== The data ==
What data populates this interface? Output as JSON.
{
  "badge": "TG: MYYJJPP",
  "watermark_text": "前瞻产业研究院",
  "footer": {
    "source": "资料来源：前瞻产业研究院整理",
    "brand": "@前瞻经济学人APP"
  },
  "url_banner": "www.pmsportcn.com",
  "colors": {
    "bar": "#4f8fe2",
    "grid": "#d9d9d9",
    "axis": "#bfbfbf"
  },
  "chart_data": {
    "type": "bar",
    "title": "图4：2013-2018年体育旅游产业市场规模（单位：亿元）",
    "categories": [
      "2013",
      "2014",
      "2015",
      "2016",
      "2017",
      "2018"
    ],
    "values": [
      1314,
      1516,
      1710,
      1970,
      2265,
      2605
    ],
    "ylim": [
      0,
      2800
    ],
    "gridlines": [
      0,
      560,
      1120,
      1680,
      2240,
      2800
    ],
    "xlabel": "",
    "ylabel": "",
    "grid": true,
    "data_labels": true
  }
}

== Description of the task ==
Each entry above is to be printed again exactly.

== Result of the exercise ==
What data populates this interface? Output as JSON.
{
  "badge": "TG: MYYJJPP",
  "watermark_text": "前瞻产业研究院",
  "footer": {
    "source": "资料来源：前瞻产业研究院整理",
    "brand": "@前瞻经济学人APP"
  },
  "url_banner": "www.pmsportcn.com",
  "colors": {
    "bar": "#4f8fe2",
    "grid": "#d9d9d9",
    "axis": "#bfbfbf"
  },
  "chart_data": {
    "type": "bar",
    "title": "图4：2013-2018年体育旅游产业市场规模（单位：亿元）",
    "categories": [
      "2013",
      "2014",
      "2015",
      "2016",
      "2017",
      "2018"
    ],
    "values": [
      1314,
      1516,
      1710,
      1970,
      2265,
      2605
    ],
    "ylim": [
      0,
      2800
    ],
    "gridlines": [
      0,
      560,
      1120,
      1680,
      2240,
      2800
    ],
    "xlabel": "",
    "ylabel": "",
    "grid": true,
    "data_labels": true
  }
}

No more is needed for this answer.